(Dataset excerpt)
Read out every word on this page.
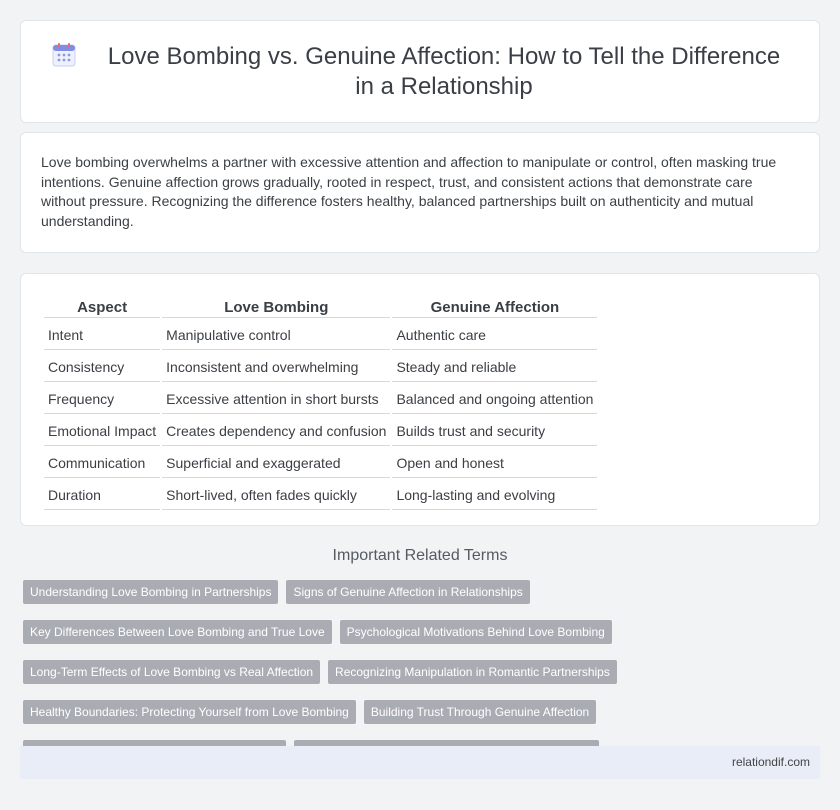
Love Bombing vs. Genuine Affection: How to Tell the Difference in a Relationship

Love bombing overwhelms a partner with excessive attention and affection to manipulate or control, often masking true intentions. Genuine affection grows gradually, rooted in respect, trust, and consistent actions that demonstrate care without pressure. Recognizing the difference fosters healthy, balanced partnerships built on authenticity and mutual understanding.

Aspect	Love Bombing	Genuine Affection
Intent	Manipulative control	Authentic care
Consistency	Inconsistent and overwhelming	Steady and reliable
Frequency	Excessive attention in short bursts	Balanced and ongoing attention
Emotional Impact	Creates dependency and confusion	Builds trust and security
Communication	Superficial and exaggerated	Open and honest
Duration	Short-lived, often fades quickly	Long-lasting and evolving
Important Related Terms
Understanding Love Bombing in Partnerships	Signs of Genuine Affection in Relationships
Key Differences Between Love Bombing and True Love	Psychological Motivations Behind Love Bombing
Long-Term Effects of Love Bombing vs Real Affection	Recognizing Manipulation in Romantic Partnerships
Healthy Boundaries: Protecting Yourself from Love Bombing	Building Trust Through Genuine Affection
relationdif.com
* * *
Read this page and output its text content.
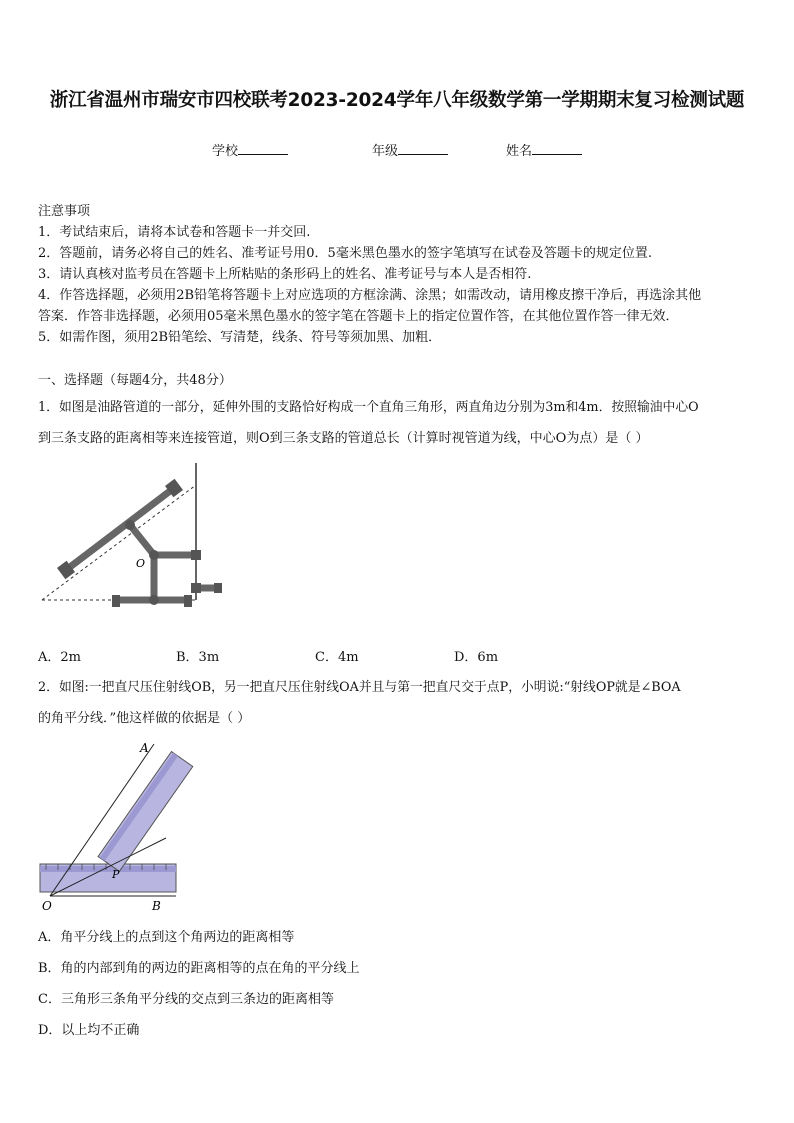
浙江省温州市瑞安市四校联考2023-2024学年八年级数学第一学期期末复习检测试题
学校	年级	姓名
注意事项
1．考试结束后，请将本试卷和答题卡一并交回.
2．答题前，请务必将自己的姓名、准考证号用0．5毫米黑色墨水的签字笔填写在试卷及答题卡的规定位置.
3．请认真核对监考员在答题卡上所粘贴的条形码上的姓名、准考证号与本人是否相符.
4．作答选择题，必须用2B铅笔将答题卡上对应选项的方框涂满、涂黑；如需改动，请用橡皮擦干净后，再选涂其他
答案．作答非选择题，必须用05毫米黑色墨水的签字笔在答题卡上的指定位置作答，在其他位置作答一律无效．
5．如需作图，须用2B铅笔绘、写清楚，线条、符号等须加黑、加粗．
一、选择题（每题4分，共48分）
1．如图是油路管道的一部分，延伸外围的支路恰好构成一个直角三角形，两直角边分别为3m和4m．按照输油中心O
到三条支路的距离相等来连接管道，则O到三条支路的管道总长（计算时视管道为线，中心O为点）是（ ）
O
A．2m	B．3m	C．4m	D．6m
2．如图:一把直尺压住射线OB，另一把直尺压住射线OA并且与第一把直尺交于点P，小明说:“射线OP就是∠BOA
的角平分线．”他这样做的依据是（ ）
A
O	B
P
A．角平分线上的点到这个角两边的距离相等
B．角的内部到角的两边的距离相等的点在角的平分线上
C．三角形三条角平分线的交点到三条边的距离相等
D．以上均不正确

YOUR OBJECTIVE — What is the number of lines above that hold the string "Long"? Answer with that number alone.

EXERCISE OUTPUT — 2